:: Data section

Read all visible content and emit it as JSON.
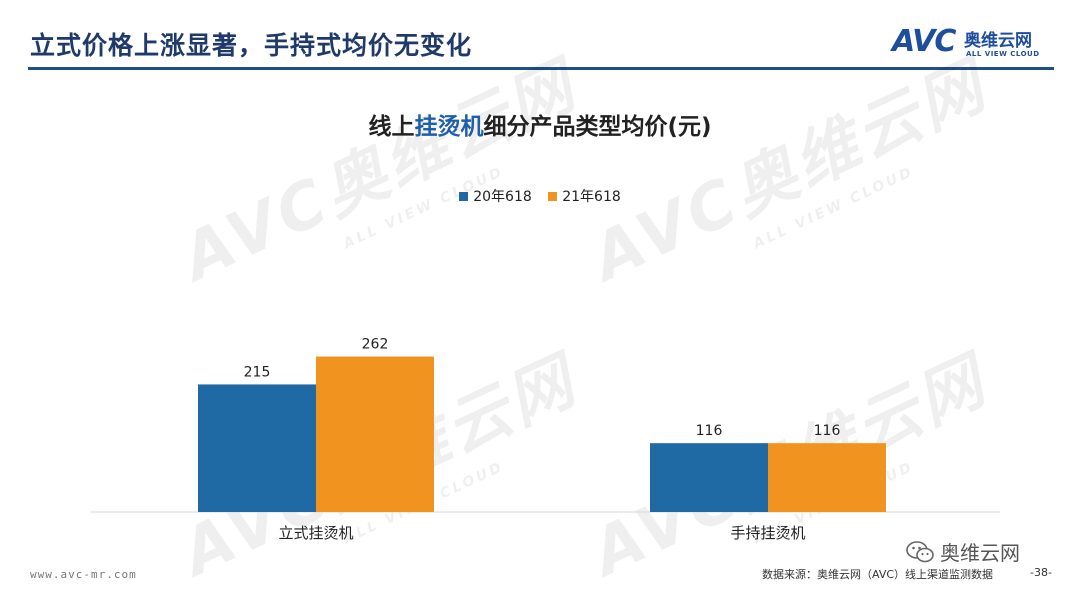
{
  "header": {
    "title": "立式价格上涨显著，手持式均价无变化"
  },
  "logo": {
    "mark": "AVC",
    "name_cn": "奥维云网",
    "name_en": "ALL VIEW CLOUD"
  },
  "watermark": {
    "mark": "AVC",
    "name_cn": "奥维云网",
    "name_en": "ALL VIEW CLOUD"
  },
  "chart_title": {
    "prefix": "线上",
    "highlight": "挂烫机",
    "suffix": "细分产品类型均价(元)"
  },
  "colors": {
    "brand": "#1f4e9c",
    "series_20": "#1f6aa5",
    "series_21": "#f0931f"
  },
  "chart_data": {
    "type": "bar",
    "title": "线上挂烫机细分产品类型均价(元)",
    "categories": [
      "立式挂烫机",
      "手持挂烫机"
    ],
    "series": [
      {
        "name": "20年618",
        "values": [
          215,
          116
        ],
        "color": "#1f6aa5"
      },
      {
        "name": "21年618",
        "values": [
          262,
          116
        ],
        "color": "#f0931f"
      }
    ],
    "xlabel": "",
    "ylabel": "",
    "ylim": [
      0,
      300
    ],
    "grid": false,
    "legend": "top-center",
    "data_labels": true
  },
  "footer": {
    "url": "www.avc-mr.com",
    "source": "数据来源：奥维云网（AVC）线上渠道监测数据",
    "page": "-38-",
    "wechat": "奥维云网"
  }
}
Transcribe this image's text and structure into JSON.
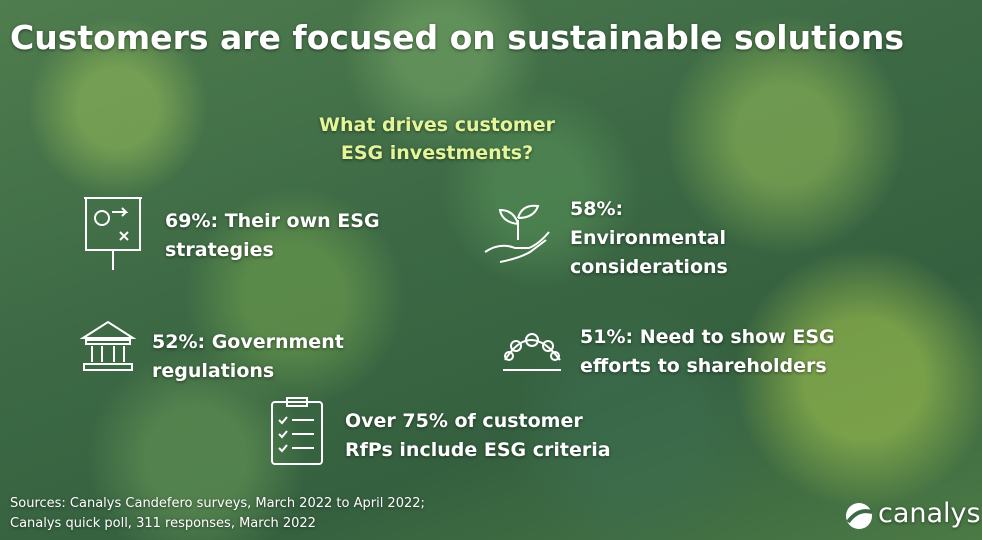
{
  "title": "Customers are focused on sustainable solutions",
  "question": {
    "lines": [
      "What drives customer",
      "ESG investments?"
    ]
  },
  "items": [
    {
      "lines": [
        "69%: Their own ESG",
        "strategies"
      ]
    },
    {
      "lines": [
        "58%:",
        "Environmental",
        "considerations"
      ]
    },
    {
      "lines": [
        "52%: Government",
        "regulations"
      ]
    },
    {
      "lines": [
        "51%: Need to show ESG",
        "efforts to shareholders"
      ]
    },
    {
      "lines": [
        "Over 75% of customer",
        "RfPs include ESG criteria"
      ]
    }
  ],
  "sources": [
    "Sources: Canalys Candefero surveys, March 2022 to April 2022;",
    "Canalys quick poll, 311 responses, March 2022"
  ],
  "logo": "canalys"
}
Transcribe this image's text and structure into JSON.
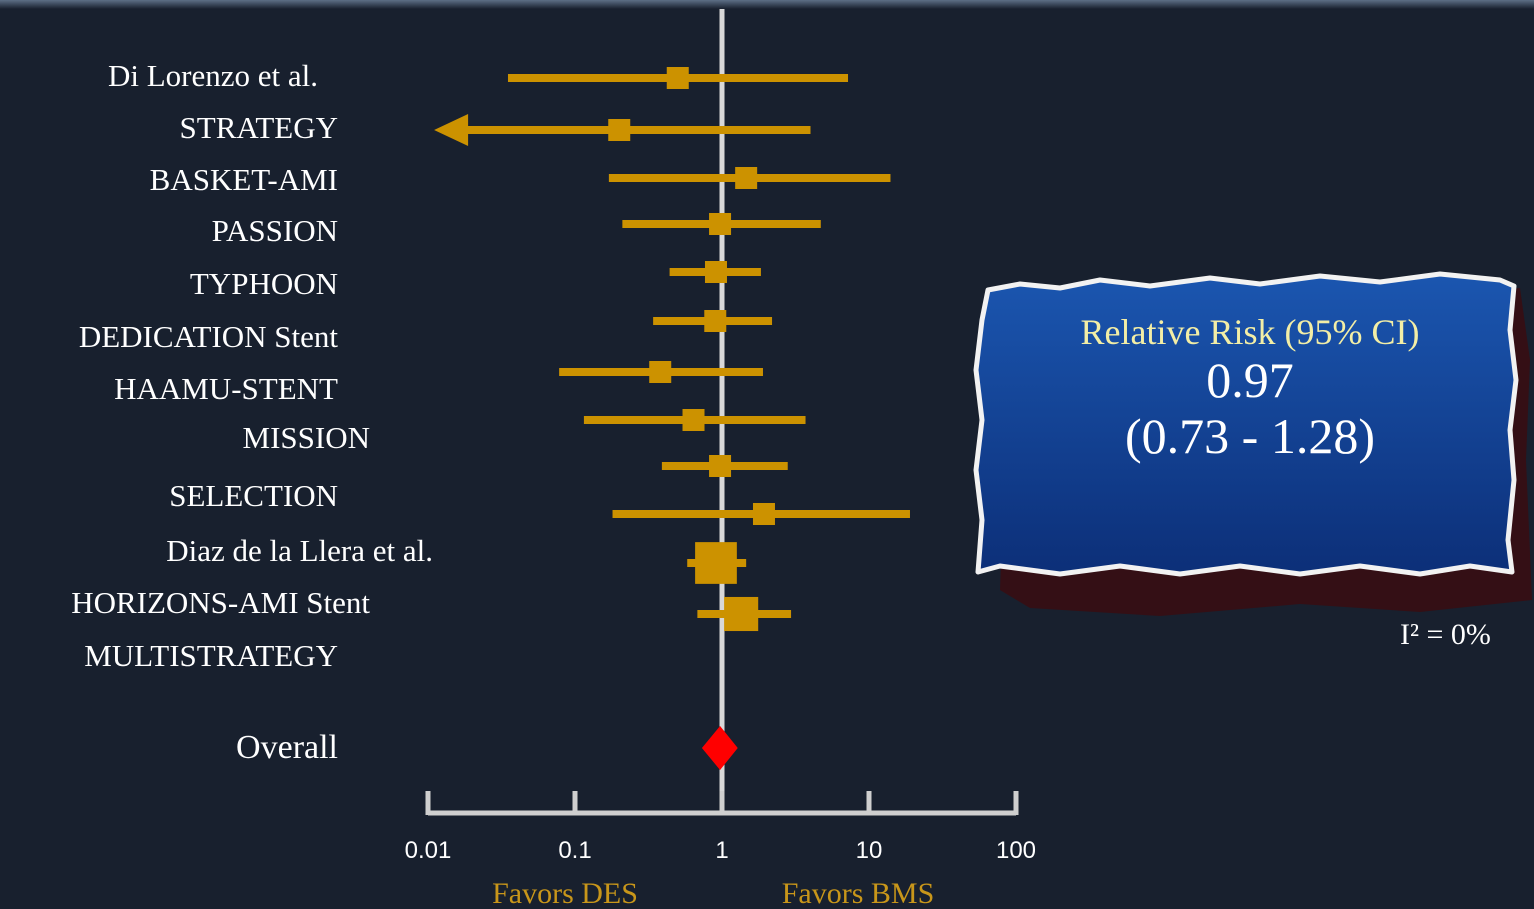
{
  "chart_data": {
    "type": "forest",
    "categories": [
      "Di Lorenzo et al.",
      "STRATEGY",
      "BASKET-AMI",
      "PASSION",
      "TYPHOON",
      "DEDICATION Stent",
      "HAAMU-STENT",
      "MISSION",
      "SELECTION",
      "Diaz de la Llera et al.",
      "HORIZONS-AMI Stent",
      "MULTISTRATEGY"
    ],
    "estimates": [
      0.5,
      0.2,
      1.46,
      0.97,
      0.91,
      0.9,
      0.38,
      0.64,
      0.97,
      1.93,
      0.91,
      1.35
    ],
    "lower": [
      0.035,
      0.011,
      0.17,
      0.21,
      0.44,
      0.34,
      0.078,
      0.115,
      0.39,
      0.18,
      0.58,
      0.68
    ],
    "upper": [
      7.2,
      4.0,
      14,
      4.7,
      1.84,
      2.19,
      1.9,
      3.7,
      2.8,
      19,
      1.46,
      2.95
    ],
    "lower_arrow": [
      false,
      true,
      false,
      false,
      false,
      false,
      false,
      false,
      false,
      false,
      false,
      false
    ],
    "weights": [
      1,
      1,
      1,
      1,
      1,
      1,
      1,
      1,
      1,
      1,
      3.6,
      2.4
    ],
    "color": "#cc9200",
    "overall": {
      "label": "Overall",
      "estimate": 0.97,
      "lower": 0.73,
      "upper": 1.28,
      "color": "#ff0000"
    },
    "summary_title": "Relative Risk (95% CI)",
    "summary_ci": "(0.73 - 1.28)",
    "heterogeneity": "I² = 0%",
    "xscale": "log",
    "xlim": [
      0.01,
      100
    ],
    "xticks": [
      0.01,
      0.1,
      1,
      10,
      100
    ],
    "reference_line": 1,
    "favors_left": "Favors DES",
    "favors_right": "Favors BMS"
  }
}
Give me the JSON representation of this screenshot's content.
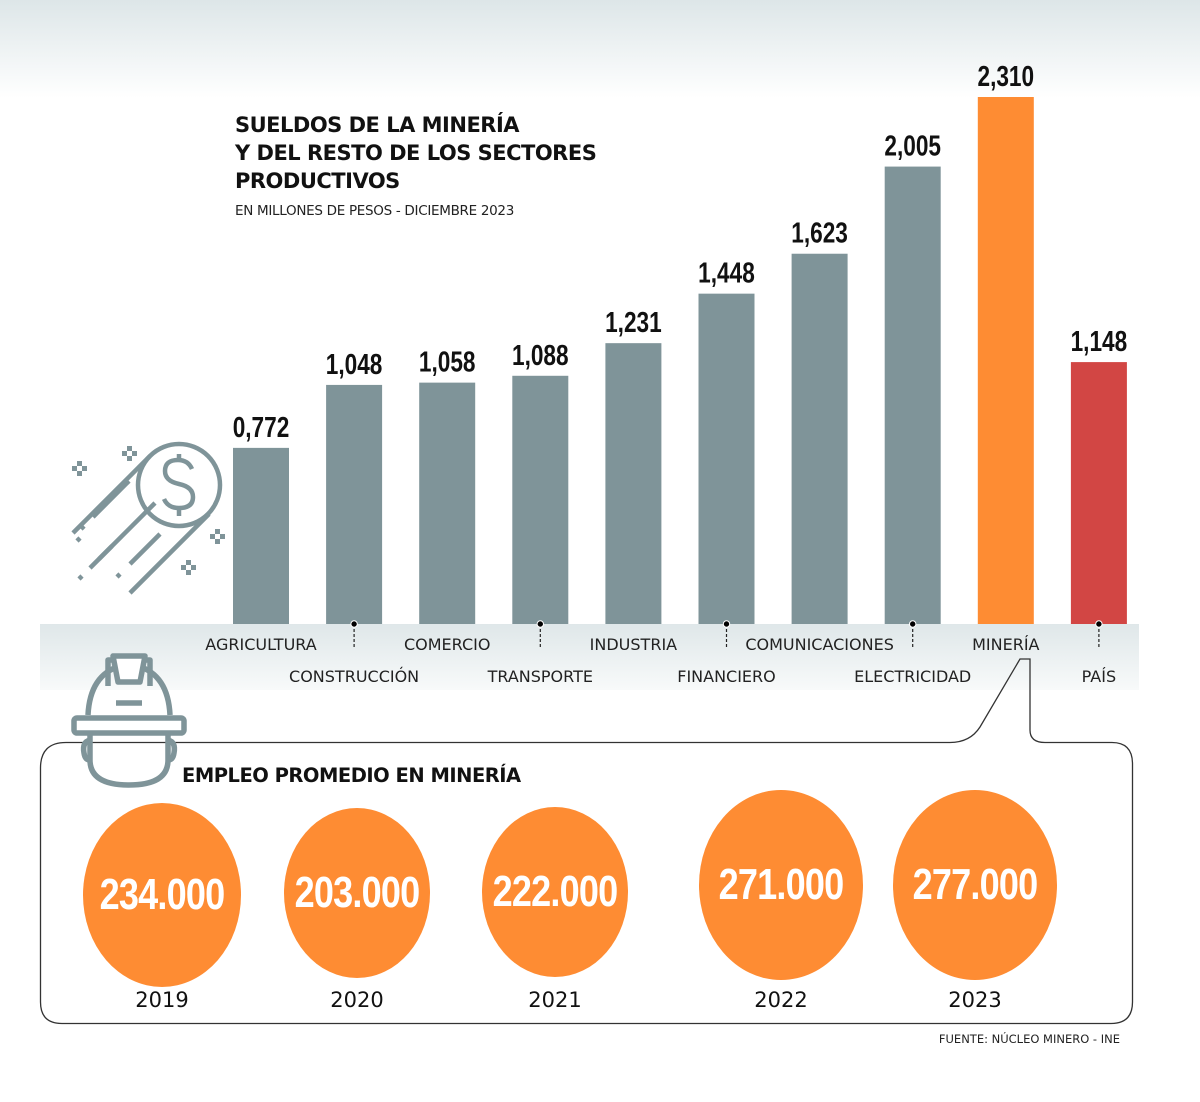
{
  "title_lines": [
    "SUELDOS DE LA MINERÍA",
    "Y DEL RESTO DE LOS SECTORES",
    "PRODUCTIVOS"
  ],
  "subtitle": "EN MILLONES DE PESOS - DICIEMBRE 2023",
  "colors": {
    "bar_default": "#7f9499",
    "bar_highlight": "#fe8c33",
    "bar_country": "#d24644",
    "circle": "#fe8c33",
    "icon": "#7f9499"
  },
  "chart_data": {
    "type": "bar",
    "title": "SUELDOS DE LA MINERÍA Y DEL RESTO DE LOS SECTORES PRODUCTIVOS",
    "subtitle": "EN MILLONES DE PESOS - DICIEMBRE 2023",
    "xlabel": "",
    "ylabel": "",
    "ylim": [
      0,
      2.31
    ],
    "grid": false,
    "categories": [
      "AGRICULTURA",
      "CONSTRUCCIÓN",
      "COMERCIO",
      "TRANSPORTE",
      "INDUSTRIA",
      "FINANCIERO",
      "COMUNICACIONES",
      "ELECTRICIDAD",
      "MINERÍA",
      "PAÍS"
    ],
    "values": [
      0.772,
      1.048,
      1.058,
      1.088,
      1.231,
      1.448,
      1.623,
      2.005,
      2.31,
      1.148
    ],
    "value_labels": [
      "0,772",
      "1,048",
      "1,058",
      "1,088",
      "1,231",
      "1,448",
      "1,623",
      "2,005",
      "2,310",
      "1,148"
    ],
    "bar_color_keys": [
      "bar_default",
      "bar_default",
      "bar_default",
      "bar_default",
      "bar_default",
      "bar_default",
      "bar_default",
      "bar_default",
      "bar_highlight",
      "bar_country"
    ]
  },
  "employment": {
    "title": "EMPLEO PROMEDIO EN MINERÍA",
    "items": [
      {
        "year": "2019",
        "value": 234000,
        "label": "234.000"
      },
      {
        "year": "2020",
        "value": 203000,
        "label": "203.000"
      },
      {
        "year": "2021",
        "value": 222000,
        "label": "222.000"
      },
      {
        "year": "2022",
        "value": 271000,
        "label": "271.000"
      },
      {
        "year": "2023",
        "value": 277000,
        "label": "277.000"
      }
    ]
  },
  "source": "FUENTE: NÚCLEO MINERO - INE",
  "icons": {
    "coin": "flying-dollar-coin-icon",
    "helmet": "miner-helmet-icon"
  }
}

::::

• Problem: Copy every entry word for word, but omit the pictures.

• Finished answer:
Read all visible content and emit it as JSON.
{
  "header": {
    "title": "立式价格上涨显著，手持式均价无变化"
  },
  "logo": {
    "mark": "AVC",
    "name_cn": "奥维云网",
    "name_en": "ALL VIEW CLOUD"
  },
  "watermark": {
    "mark": "AVC",
    "name_cn": "奥维云网",
    "name_en": "ALL VIEW CLOUD"
  },
  "chart_title": {
    "prefix": "线上",
    "highlight": "挂烫机",
    "suffix": "细分产品类型均价(元)"
  },
  "colors": {
    "brand": "#1f4e9c",
    "series_20": "#1f6aa5",
    "series_21": "#f0931f"
  },
  "chart_data": {
    "type": "bar",
    "title": "线上挂烫机细分产品类型均价(元)",
    "categories": [
      "立式挂烫机",
      "手持挂烫机"
    ],
    "series": [
      {
        "name": "20年618",
        "values": [
          215,
          116
        ],
        "color": "#1f6aa5"
      },
      {
        "name": "21年618",
        "values": [
          262,
          116
        ],
        "color": "#f0931f"
      }
    ],
    "xlabel": "",
    "ylabel": "",
    "ylim": [
      0,
      300
    ],
    "grid": false,
    "legend": "top-center",
    "data_labels": true
  },
  "footer": {
    "url": "www.avc-mr.com",
    "source": "数据来源：奥维云网（AVC）线上渠道监测数据",
    "page": "-38-",
    "wechat": "奥维云网"
  }
}
Transcribe this image's text and structure into JSON.
{
  "title": "Customers are focused on sustainable solutions",
  "question": {
    "lines": [
      "What drives customer",
      "ESG investments?"
    ]
  },
  "items": [
    {
      "lines": [
        "69%: Their own ESG",
        "strategies"
      ]
    },
    {
      "lines": [
        "58%:",
        "Environmental",
        "considerations"
      ]
    },
    {
      "lines": [
        "52%: Government",
        "regulations"
      ]
    },
    {
      "lines": [
        "51%: Need to show ESG",
        "efforts to shareholders"
      ]
    },
    {
      "lines": [
        "Over 75% of customer",
        "RfPs include ESG criteria"
      ]
    }
  ],
  "sources": [
    "Sources: Canalys Candefero surveys, March 2022 to April 2022;",
    "Canalys quick poll, 311 responses, March 2022"
  ],
  "logo": "canalys"
}
Transcribe this image's text and structure into JSON.
{
  "chart_data": {
    "type": "forest",
    "categories": [
      "Di Lorenzo et al.",
      "STRATEGY",
      "BASKET-AMI",
      "PASSION",
      "TYPHOON",
      "DEDICATION Stent",
      "HAAMU-STENT",
      "MISSION",
      "SELECTION",
      "Diaz de la Llera et al.",
      "HORIZONS-AMI Stent",
      "MULTISTRATEGY"
    ],
    "estimates": [
      0.5,
      0.2,
      1.46,
      0.97,
      0.91,
      0.9,
      0.38,
      0.64,
      0.97,
      1.93,
      0.91,
      1.35
    ],
    "lower": [
      0.035,
      0.011,
      0.17,
      0.21,
      0.44,
      0.34,
      0.078,
      0.115,
      0.39,
      0.18,
      0.58,
      0.68
    ],
    "upper": [
      7.2,
      4.0,
      14,
      4.7,
      1.84,
      2.19,
      1.9,
      3.7,
      2.8,
      19,
      1.46,
      2.95
    ],
    "lower_arrow": [
      false,
      true,
      false,
      false,
      false,
      false,
      false,
      false,
      false,
      false,
      false,
      false
    ],
    "weights": [
      1,
      1,
      1,
      1,
      1,
      1,
      1,
      1,
      1,
      1,
      3.6,
      2.4
    ],
    "color": "#cc9200",
    "overall": {
      "label": "Overall",
      "estimate": 0.97,
      "lower": 0.73,
      "upper": 1.28,
      "color": "#ff0000"
    },
    "summary_title": "Relative Risk (95% CI)",
    "summary_ci": "(0.73 - 1.28)",
    "heterogeneity": "I² = 0%",
    "xscale": "log",
    "xlim": [
      0.01,
      100
    ],
    "xticks": [
      0.01,
      0.1,
      1,
      10,
      100
    ],
    "reference_line": 1,
    "favors_left": "Favors DES",
    "favors_right": "Favors BMS"
  }
}
Give me the JSON representation of this screenshot's content.
{
  "title_lines": [
    "SUELDOS DE LA MINERÍA",
    "Y DEL RESTO DE LOS SECTORES",
    "PRODUCTIVOS"
  ],
  "subtitle": "EN MILLONES DE PESOS - DICIEMBRE 2023",
  "colors": {
    "bar_default": "#7f9499",
    "bar_highlight": "#fe8c33",
    "bar_country": "#d24644",
    "circle": "#fe8c33",
    "icon": "#7f9499"
  },
  "chart_data": {
    "type": "bar",
    "title": "SUELDOS DE LA MINERÍA Y DEL RESTO DE LOS SECTORES PRODUCTIVOS",
    "subtitle": "EN MILLONES DE PESOS - DICIEMBRE 2023",
    "xlabel": "",
    "ylabel": "",
    "ylim": [
      0,
      2.31
    ],
    "grid": false,
    "categories": [
      "AGRICULTURA",
      "CONSTRUCCIÓN",
      "COMERCIO",
      "TRANSPORTE",
      "INDUSTRIA",
      "FINANCIERO",
      "COMUNICACIONES",
      "ELECTRICIDAD",
      "MINERÍA",
      "PAÍS"
    ],
    "values": [
      0.772,
      1.048,
      1.058,
      1.088,
      1.231,
      1.448,
      1.623,
      2.005,
      2.31,
      1.148
    ],
    "value_labels": [
      "0,772",
      "1,048",
      "1,058",
      "1,088",
      "1,231",
      "1,448",
      "1,623",
      "2,005",
      "2,310",
      "1,148"
    ],
    "bar_color_keys": [
      "bar_default",
      "bar_default",
      "bar_default",
      "bar_default",
      "bar_default",
      "bar_default",
      "bar_default",
      "bar_default",
      "bar_highlight",
      "bar_country"
    ]
  },
  "employment": {
    "title": "EMPLEO PROMEDIO EN MINERÍA",
    "items": [
      {
        "year": "2019",
        "value": 234000,
        "label": "234.000"
      },
      {
        "year": "2020",
        "value": 203000,
        "label": "203.000"
      },
      {
        "year": "2021",
        "value": 222000,
        "label": "222.000"
      },
      {
        "year": "2022",
        "value": 271000,
        "label": "271.000"
      },
      {
        "year": "2023",
        "value": 277000,
        "label": "277.000"
      }
    ]
  },
  "source": "FUENTE: NÚCLEO MINERO - INE",
  "icons": {
    "coin": "flying-dollar-coin-icon",
    "helmet": "miner-helmet-icon"
  }
}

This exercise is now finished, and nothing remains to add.